◆ **Instructions to follow**
Check each line of the listing for the string "this", then state how many lines have it. Only the number is wanted.

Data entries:
-*-*-
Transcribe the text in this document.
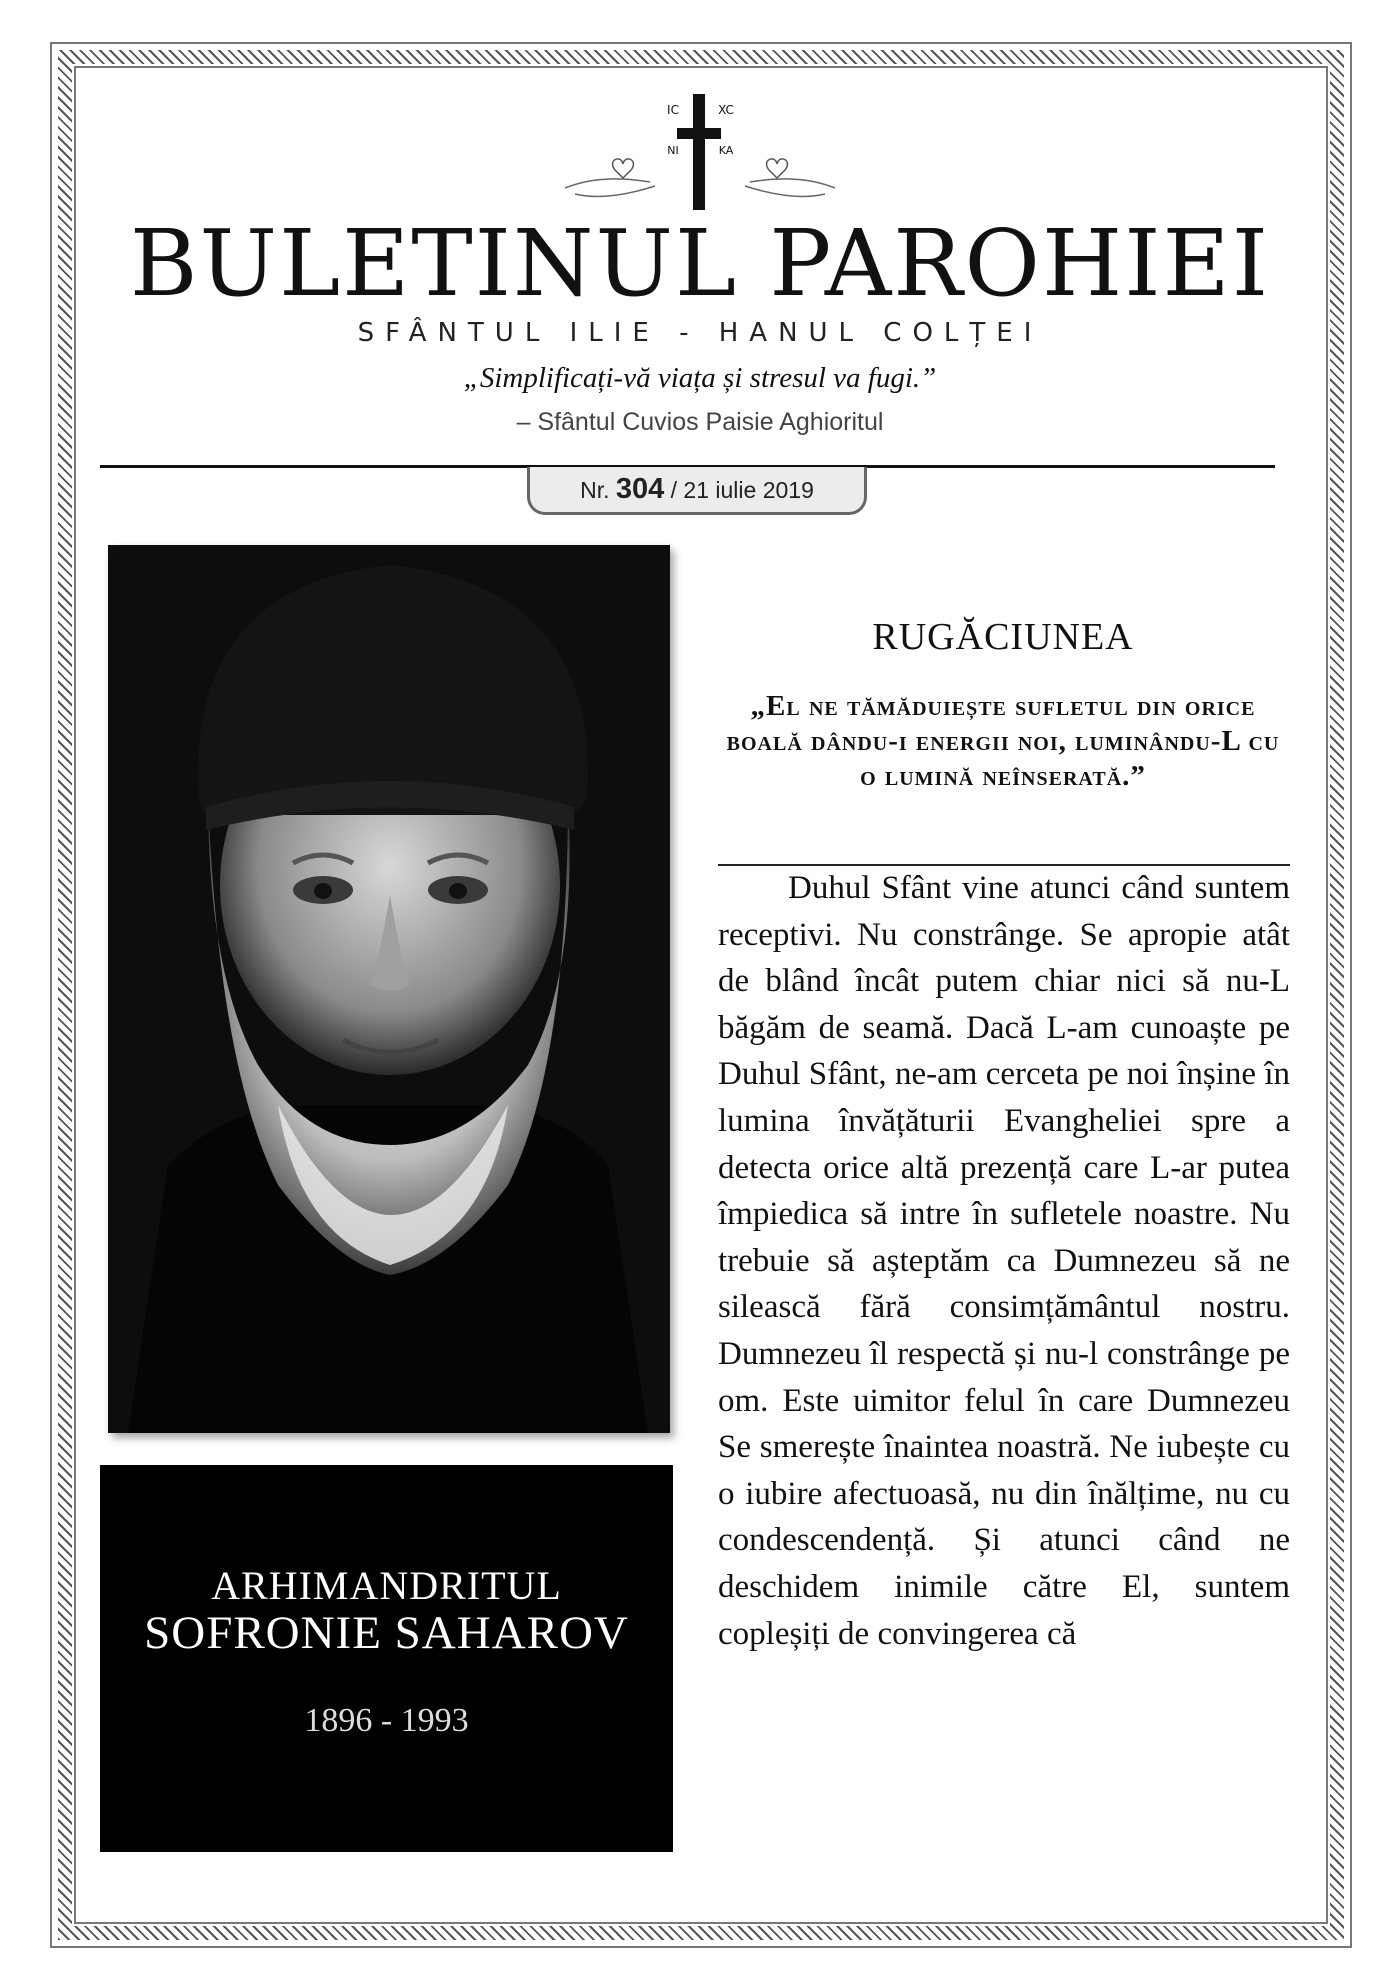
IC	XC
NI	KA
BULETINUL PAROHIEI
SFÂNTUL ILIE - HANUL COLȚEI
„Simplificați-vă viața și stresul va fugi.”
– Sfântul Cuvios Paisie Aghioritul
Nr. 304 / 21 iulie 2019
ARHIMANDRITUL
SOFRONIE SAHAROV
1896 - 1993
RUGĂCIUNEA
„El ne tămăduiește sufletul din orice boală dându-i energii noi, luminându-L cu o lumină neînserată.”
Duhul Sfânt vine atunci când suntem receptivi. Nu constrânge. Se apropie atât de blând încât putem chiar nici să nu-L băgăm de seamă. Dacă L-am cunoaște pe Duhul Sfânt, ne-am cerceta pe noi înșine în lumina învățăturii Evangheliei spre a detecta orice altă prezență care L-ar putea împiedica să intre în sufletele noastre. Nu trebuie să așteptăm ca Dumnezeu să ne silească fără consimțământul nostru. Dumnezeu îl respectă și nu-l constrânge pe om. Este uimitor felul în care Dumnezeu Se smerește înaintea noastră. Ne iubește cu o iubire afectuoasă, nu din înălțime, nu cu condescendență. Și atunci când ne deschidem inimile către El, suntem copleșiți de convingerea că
-*-*-
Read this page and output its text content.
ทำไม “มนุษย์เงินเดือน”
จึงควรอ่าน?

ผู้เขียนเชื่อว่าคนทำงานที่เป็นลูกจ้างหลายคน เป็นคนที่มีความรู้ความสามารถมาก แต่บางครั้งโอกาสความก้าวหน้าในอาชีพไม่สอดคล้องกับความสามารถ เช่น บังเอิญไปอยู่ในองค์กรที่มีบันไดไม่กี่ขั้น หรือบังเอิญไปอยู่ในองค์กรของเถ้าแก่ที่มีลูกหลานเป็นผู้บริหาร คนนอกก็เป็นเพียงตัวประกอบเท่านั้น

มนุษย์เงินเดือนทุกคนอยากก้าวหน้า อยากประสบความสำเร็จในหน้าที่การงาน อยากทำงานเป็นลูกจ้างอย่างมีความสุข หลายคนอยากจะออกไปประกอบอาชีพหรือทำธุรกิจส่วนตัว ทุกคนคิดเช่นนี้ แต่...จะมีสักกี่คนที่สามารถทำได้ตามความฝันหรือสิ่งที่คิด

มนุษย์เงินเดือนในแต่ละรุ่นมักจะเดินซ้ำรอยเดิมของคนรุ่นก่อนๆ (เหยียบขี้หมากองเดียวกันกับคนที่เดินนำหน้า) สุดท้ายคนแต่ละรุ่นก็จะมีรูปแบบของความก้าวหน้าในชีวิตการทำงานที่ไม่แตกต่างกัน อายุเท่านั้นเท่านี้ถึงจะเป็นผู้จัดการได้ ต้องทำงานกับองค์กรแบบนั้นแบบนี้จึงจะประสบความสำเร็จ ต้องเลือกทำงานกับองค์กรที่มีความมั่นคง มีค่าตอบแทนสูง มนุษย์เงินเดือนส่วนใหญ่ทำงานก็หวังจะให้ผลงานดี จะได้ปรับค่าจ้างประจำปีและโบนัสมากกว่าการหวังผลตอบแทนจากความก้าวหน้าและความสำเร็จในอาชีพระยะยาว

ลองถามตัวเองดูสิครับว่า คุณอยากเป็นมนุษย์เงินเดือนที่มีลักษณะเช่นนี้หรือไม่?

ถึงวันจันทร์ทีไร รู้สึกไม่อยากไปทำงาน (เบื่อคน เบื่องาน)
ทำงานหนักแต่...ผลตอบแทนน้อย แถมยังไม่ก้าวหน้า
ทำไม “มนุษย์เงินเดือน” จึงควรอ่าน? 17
-*-*-
◆ **Reply**
2